Challenge: Copy each line below without leaving any out.

Record set:

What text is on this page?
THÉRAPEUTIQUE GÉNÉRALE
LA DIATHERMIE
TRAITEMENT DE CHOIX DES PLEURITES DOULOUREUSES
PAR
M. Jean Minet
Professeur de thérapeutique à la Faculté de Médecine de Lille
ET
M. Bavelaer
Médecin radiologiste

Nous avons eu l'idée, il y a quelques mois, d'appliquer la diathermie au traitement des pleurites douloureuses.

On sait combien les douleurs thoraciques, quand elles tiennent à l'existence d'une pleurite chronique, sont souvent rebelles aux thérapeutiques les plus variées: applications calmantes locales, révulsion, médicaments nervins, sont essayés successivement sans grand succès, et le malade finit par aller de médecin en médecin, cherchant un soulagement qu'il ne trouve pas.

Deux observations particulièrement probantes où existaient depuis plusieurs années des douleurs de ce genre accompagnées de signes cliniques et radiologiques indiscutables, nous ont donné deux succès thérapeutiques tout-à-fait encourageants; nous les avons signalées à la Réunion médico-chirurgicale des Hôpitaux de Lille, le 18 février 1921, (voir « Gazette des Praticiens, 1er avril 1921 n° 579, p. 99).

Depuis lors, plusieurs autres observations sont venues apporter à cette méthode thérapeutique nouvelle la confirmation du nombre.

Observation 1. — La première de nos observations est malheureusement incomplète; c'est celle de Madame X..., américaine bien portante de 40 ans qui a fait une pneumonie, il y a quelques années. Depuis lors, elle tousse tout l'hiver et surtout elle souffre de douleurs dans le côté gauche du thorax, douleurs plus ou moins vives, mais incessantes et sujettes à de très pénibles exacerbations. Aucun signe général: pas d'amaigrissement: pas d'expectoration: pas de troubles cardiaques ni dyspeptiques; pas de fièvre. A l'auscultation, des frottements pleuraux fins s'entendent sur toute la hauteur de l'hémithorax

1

Output of the exercise:
What text is on this page?
THÉRAPEUTIQUE GÉNÉRALE
LA DIATHERMIE
TRAITEMENT DE CHOIX DES PLEURITES DOULOUREUSES
PAR
M. Jean Minet
Professeur de thérapeutique à la Faculté de Médecine de Lille
ET
M. Bavelaer
Médecin radiologiste

Nous avons eu l'idée, il y a quelques mois, d'appliquer la diathermie au traitement des pleurites douloureuses.

On sait combien les douleurs thoraciques, quand elles tiennent à l'existence d'une pleurite chronique, sont souvent rebelles aux thérapeutiques les plus variées: applications calmantes locales, révulsion, médicaments nervins, sont essayés successivement sans grand succès, et le malade finit par aller de médecin en médecin, cherchant un soulagement qu'il ne trouve pas.

Deux observations particulièrement probantes où existaient depuis plusieurs années des douleurs de ce genre accompagnées de signes cliniques et radiologiques indiscutables, nous ont donné deux succès thérapeutiques tout-à-fait encourageants; nous les avons signalées à la Réunion médico-chirurgicale des Hôpitaux de Lille, le 18 février 1921, (voir « Gazette des Praticiens, 1er avril 1921 n° 579, p. 99).

Depuis lors, plusieurs autres observations sont venues apporter à cette méthode thérapeutique nouvelle la confirmation du nombre.

Observation 1. — La première de nos observations est malheureusement incomplète; c'est celle de Madame X..., américaine bien portante de 40 ans qui a fait une pneumonie, il y a quelques années. Depuis lors, elle tousse tout l'hiver et surtout elle souffre de douleurs dans le côté gauche du thorax, douleurs plus ou moins vives, mais incessantes et sujettes à de très pénibles exacerbations. Aucun signe général: pas d'amaigrissement: pas d'expectoration: pas de troubles cardiaques ni dyspeptiques; pas de fièvre. A l'auscultation, des frottements pleuraux fins s'entendent sur toute la hauteur de l'hémithorax

1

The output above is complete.